### WHAT IS BEING ASKED
Can you lay out the records as a numbered list, starting with their first line and going on through the line that contains "The coated part 12a is at (253, 492).", with blank lines left out and no other lines included?

### DATA EXTRACT
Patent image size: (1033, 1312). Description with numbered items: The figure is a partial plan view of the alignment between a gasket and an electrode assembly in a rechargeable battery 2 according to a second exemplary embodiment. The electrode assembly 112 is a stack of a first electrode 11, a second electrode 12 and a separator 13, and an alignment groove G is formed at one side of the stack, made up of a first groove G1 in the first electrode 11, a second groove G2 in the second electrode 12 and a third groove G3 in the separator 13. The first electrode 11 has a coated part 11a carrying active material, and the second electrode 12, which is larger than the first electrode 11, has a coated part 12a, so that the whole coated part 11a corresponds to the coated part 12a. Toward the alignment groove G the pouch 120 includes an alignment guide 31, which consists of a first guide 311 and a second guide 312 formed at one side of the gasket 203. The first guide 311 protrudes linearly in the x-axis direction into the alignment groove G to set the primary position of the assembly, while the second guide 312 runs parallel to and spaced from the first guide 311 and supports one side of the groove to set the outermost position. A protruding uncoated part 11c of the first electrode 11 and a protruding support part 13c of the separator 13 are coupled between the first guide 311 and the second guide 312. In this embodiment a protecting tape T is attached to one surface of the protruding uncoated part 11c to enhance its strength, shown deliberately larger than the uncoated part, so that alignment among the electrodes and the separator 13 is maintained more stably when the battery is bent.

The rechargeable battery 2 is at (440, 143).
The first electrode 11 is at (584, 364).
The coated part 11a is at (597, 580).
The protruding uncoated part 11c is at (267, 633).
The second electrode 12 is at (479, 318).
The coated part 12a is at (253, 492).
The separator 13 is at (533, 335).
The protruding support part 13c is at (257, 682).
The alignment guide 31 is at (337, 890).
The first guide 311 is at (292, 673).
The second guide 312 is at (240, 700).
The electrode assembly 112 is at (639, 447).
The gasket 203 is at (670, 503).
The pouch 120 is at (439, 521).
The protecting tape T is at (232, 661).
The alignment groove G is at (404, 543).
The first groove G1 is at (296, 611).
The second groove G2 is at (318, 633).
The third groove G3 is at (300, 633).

### EXERCISE OUTPUT
1. Patent image size: (1033, 1312). Description with numbered items: The figure is a partial plan view of the alignment between a gasket and an electrode assembly in a rechargeable battery 2 according to a second exemplary embodiment. The electrode assembly 112 is a stack of a first electrode 11, a second electrode 12 and a separator 13, and an alignment groove G is formed at one side of the stack, made up of a first groove G1 in the first electrode 11, a second groove G2 in the second electrode 12 and a third groove G3 in the separator 13. The first electrode 11 has a coated part 11a carrying active material, and the second electrode 12, which is larger than the first electrode 11, has a coated part 12a, so that the whole coated part 11a corresponds to the coated part 12a. Toward the alignment groove G the pouch 120 includes an alignment guide 31, which consists of a first guide 311 and a second guide 312 formed at one side of the gasket 203. The first guide 311 protrudes linearly in the x-axis direction into the alignment groove G to set the primary position of the assembly, while the second guide 312 runs parallel to and spaced from the first guide 311 and supports one side of the groove to set the outermost position. A protruding uncoated part 11c of the first electrode 11 and a protruding support part 13c of the separator 13 are coupled between the first guide 311 and the second guide 312. In this embodiment a protecting tape T is attached to one surface of the protruding uncoated part 11c to enhance its strength, shown deliberately larger than the uncoated part, so that alignment among the electrodes and the separator 13 is maintained more stably when the battery is bent.
2. The rechargeable battery 2 is at (440, 143).
3. The first electrode 11 is at (584, 364).
4. The coated part 11a is at (597, 580).
5. The protruding uncoated part 11c is at (267, 633).
6. The second electrode 12 is at (479, 318).
7. The coated part 12a is at (253, 492).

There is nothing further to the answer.